Please give the count of lines holding the string "verified" and nothing besides.

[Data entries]
— begin —
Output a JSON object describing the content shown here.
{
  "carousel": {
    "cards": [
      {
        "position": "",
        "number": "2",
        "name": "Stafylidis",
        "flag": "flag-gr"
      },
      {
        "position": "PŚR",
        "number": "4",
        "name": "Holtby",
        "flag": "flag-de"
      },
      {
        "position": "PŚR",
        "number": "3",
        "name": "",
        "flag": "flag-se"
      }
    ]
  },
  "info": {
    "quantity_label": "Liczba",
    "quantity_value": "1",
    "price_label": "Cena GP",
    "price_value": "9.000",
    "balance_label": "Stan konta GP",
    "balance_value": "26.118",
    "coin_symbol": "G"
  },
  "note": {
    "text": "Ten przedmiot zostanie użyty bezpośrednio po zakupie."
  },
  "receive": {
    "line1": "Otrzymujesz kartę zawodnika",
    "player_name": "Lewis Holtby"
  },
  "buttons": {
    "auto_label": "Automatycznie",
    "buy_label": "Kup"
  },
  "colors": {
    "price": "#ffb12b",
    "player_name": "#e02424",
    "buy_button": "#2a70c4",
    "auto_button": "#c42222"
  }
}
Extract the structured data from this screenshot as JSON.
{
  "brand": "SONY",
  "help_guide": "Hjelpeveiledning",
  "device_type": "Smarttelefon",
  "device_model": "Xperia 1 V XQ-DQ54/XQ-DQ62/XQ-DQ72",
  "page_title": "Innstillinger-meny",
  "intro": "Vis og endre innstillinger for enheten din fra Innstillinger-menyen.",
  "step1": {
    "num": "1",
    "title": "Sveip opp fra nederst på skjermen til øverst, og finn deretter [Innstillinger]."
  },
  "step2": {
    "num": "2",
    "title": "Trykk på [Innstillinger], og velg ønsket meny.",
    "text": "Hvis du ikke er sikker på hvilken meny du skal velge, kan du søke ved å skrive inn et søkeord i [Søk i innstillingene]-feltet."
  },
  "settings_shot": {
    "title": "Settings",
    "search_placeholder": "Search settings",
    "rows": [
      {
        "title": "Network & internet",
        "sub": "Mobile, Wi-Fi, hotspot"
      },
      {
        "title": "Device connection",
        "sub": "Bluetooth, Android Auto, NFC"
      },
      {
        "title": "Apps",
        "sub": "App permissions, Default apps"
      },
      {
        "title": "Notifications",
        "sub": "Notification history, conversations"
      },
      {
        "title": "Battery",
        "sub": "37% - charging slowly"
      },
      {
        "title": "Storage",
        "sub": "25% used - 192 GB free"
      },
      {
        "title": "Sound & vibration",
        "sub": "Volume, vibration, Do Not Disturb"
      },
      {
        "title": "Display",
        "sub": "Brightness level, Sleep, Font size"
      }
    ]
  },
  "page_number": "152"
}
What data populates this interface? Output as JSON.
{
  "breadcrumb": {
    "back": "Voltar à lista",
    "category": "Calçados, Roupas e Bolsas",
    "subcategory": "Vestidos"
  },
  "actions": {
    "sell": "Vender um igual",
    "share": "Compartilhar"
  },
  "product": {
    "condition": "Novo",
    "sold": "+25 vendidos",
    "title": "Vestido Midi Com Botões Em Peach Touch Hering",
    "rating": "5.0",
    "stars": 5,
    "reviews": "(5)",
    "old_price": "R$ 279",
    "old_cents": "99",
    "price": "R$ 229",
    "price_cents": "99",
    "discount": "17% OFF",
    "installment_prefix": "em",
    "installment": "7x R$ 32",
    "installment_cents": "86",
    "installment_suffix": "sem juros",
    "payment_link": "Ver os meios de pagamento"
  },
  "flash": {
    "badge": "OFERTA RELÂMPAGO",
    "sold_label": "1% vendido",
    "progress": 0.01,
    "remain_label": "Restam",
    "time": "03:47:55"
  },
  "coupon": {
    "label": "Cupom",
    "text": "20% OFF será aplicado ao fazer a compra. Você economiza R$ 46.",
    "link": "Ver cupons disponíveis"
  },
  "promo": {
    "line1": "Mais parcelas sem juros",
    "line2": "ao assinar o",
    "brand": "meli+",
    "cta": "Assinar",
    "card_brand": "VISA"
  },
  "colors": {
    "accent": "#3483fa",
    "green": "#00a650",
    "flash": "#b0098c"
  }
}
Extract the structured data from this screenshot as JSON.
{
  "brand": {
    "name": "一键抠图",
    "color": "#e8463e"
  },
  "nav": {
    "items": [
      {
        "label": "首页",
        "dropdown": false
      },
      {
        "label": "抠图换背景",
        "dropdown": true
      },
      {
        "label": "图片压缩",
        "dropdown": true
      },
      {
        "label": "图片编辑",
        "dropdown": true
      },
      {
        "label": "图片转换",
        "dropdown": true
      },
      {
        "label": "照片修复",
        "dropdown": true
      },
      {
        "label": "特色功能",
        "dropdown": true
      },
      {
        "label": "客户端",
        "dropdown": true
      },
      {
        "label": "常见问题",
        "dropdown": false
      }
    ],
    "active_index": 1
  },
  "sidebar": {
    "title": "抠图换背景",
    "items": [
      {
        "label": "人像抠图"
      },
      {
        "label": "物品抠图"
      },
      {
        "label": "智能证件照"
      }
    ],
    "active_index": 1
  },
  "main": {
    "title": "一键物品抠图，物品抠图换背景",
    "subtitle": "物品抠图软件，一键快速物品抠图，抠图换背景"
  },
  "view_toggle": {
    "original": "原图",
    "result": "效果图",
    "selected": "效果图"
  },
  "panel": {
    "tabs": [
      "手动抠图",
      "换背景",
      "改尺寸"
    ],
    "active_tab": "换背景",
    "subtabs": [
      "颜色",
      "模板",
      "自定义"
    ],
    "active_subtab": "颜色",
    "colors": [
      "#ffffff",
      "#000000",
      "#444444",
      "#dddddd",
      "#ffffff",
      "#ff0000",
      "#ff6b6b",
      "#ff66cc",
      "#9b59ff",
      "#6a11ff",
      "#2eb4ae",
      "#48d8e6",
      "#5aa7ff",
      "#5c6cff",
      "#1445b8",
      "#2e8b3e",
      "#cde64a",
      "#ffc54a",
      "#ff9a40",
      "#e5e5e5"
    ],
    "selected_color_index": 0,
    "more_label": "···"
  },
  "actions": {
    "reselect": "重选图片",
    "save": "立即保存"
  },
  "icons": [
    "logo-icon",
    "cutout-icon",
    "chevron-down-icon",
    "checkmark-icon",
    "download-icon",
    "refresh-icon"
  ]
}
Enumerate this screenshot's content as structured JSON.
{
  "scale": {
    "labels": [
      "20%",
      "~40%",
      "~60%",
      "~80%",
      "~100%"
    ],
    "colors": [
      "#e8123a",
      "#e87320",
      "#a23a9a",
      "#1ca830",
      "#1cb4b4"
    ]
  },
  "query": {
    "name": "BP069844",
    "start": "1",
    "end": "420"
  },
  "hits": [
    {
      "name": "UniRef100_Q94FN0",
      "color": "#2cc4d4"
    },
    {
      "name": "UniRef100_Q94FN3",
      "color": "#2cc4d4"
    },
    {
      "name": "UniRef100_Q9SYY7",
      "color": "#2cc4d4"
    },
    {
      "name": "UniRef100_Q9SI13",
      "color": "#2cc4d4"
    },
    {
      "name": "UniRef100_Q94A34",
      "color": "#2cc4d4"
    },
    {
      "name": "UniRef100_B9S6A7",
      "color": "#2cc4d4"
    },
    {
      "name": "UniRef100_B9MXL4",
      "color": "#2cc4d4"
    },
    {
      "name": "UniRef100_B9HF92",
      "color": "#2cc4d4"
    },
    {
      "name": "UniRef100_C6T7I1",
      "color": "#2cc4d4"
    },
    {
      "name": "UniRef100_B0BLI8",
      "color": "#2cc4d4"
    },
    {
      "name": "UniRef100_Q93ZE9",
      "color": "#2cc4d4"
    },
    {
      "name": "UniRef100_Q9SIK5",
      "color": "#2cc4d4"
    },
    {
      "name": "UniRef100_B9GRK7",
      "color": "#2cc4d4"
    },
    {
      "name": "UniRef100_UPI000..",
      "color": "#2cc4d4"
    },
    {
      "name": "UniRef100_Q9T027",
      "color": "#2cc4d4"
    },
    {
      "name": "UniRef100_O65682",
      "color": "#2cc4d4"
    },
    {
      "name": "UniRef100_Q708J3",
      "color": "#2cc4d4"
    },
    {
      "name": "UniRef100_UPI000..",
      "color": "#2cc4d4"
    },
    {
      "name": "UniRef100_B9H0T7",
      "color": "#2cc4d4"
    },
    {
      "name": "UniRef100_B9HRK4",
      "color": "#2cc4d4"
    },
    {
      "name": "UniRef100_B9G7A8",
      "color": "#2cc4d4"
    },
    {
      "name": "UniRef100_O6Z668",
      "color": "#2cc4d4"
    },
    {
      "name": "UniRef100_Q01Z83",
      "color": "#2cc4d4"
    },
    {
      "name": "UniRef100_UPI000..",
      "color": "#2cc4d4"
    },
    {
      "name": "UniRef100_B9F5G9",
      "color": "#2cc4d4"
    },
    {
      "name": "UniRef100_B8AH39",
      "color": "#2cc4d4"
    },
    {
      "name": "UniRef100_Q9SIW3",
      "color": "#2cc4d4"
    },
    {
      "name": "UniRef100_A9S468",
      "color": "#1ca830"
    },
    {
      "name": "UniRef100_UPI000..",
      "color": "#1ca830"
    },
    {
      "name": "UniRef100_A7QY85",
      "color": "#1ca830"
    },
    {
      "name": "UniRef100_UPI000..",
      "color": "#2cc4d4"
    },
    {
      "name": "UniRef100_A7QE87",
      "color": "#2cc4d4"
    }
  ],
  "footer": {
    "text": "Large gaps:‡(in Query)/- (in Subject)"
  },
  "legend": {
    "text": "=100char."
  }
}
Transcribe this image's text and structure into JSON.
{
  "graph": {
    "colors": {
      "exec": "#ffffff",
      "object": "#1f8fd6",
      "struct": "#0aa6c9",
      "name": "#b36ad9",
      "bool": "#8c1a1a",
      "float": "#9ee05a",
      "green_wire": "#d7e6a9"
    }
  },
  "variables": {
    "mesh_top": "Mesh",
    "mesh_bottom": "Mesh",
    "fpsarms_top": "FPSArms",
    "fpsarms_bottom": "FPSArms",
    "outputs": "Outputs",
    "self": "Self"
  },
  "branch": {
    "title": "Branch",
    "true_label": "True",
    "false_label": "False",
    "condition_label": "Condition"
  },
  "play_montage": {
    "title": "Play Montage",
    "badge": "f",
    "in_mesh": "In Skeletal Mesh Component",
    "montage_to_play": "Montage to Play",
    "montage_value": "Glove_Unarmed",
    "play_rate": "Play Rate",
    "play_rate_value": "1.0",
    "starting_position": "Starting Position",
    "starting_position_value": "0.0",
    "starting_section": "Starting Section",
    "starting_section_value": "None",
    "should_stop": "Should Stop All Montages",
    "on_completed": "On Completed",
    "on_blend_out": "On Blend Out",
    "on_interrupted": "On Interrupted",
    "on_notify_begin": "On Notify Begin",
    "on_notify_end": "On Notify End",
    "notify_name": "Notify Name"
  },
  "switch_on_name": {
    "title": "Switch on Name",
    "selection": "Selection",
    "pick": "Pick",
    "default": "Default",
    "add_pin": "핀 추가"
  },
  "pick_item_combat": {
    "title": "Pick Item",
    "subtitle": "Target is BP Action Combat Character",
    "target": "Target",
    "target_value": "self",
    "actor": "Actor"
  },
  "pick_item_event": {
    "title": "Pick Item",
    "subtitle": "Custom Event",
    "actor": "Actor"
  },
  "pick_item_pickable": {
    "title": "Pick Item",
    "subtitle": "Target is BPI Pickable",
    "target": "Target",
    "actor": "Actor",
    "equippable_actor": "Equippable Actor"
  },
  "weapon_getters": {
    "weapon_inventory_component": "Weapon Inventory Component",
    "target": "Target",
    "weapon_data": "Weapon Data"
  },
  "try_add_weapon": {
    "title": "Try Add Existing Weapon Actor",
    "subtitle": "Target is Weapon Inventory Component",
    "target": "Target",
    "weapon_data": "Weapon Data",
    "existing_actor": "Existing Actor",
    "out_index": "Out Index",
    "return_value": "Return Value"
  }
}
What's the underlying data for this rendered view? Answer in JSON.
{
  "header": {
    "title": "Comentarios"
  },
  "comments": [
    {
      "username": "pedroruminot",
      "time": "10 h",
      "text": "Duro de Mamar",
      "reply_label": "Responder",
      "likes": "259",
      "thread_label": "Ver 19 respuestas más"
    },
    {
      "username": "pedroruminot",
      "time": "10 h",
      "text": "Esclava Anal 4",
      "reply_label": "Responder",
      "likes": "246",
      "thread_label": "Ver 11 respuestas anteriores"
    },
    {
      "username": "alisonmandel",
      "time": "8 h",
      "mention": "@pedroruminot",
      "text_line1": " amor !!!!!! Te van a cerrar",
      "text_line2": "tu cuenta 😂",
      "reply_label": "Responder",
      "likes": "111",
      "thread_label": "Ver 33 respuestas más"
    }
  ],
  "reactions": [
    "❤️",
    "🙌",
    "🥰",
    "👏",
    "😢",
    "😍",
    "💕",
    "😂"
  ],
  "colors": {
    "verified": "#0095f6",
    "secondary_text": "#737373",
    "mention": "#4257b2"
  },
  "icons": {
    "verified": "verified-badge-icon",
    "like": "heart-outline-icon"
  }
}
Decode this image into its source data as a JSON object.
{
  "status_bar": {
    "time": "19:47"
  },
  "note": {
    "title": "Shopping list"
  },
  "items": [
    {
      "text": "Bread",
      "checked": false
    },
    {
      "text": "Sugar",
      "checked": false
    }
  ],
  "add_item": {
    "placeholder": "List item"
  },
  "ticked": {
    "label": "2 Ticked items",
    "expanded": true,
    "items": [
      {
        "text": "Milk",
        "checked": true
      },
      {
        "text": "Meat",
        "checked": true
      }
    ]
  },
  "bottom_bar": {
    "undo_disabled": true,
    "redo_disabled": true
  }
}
— end —
• [Expected output]: 2